◆ THE RECORDS ◆

● ● ● ● ● ● ●

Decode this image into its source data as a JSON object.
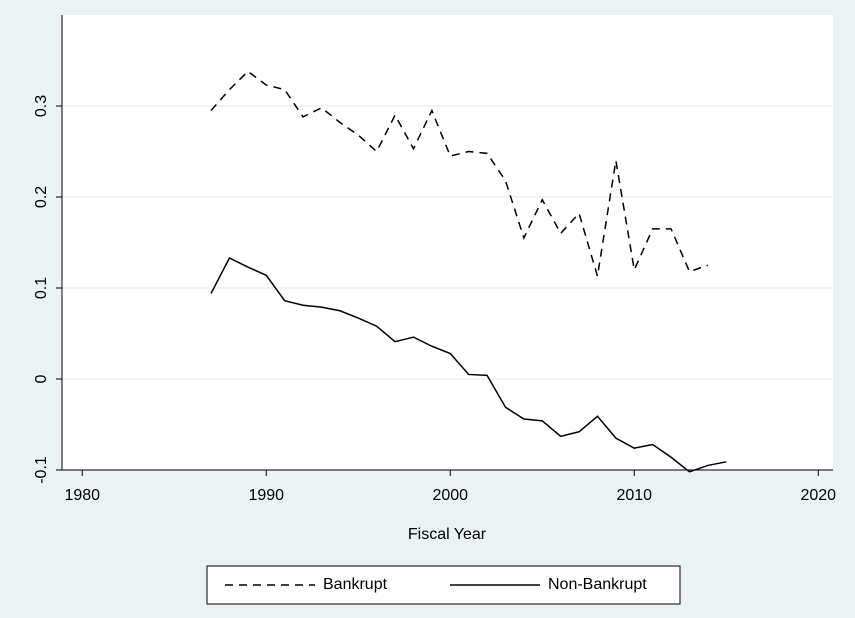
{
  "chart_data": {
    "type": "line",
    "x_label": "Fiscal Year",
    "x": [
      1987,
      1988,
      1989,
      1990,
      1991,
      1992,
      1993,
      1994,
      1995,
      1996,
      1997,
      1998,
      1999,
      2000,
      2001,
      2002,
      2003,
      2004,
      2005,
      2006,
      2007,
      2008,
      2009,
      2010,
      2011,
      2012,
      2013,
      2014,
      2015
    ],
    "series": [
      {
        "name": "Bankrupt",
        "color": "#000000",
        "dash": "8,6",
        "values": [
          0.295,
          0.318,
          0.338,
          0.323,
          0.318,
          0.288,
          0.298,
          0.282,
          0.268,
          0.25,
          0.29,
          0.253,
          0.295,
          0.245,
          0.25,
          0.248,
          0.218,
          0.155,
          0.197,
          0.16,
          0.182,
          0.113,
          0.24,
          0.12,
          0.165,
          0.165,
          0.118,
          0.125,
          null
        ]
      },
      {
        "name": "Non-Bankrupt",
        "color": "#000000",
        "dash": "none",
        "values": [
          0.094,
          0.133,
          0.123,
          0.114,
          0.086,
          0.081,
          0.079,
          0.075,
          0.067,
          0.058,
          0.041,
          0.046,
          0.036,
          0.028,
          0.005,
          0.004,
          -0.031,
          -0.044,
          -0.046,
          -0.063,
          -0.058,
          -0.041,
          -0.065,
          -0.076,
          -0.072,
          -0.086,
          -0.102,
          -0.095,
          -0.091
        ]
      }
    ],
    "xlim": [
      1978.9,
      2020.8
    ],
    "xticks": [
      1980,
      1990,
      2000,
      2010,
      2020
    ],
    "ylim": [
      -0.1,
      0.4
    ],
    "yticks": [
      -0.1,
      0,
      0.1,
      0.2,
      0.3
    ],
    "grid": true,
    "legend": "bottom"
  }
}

● ● ● ● ● ● ●

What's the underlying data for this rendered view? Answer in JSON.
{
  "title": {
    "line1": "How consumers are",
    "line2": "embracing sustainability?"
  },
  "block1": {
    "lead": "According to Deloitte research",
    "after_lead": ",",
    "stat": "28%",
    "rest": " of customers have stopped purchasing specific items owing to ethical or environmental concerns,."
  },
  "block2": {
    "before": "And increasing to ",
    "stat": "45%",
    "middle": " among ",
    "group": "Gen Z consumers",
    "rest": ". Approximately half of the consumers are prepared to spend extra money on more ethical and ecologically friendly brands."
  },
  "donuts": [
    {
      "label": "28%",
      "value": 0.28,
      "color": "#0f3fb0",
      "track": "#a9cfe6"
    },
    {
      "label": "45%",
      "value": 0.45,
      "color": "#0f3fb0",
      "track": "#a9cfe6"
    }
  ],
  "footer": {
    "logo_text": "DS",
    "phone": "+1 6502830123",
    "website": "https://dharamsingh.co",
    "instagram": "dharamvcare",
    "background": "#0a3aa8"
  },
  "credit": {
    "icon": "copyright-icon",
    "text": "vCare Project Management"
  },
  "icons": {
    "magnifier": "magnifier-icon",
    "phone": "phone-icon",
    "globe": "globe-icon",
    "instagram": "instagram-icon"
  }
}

● ● ● ● ● ● ●

◆ EXERCISE DETAILS ◆
Gather each line in these records that contains the string "JSON".

◆ FINAL RESULT ◆
Decode this image into its source data as a JSON object.
What's the underlying data for this rendered view? Answer in JSON.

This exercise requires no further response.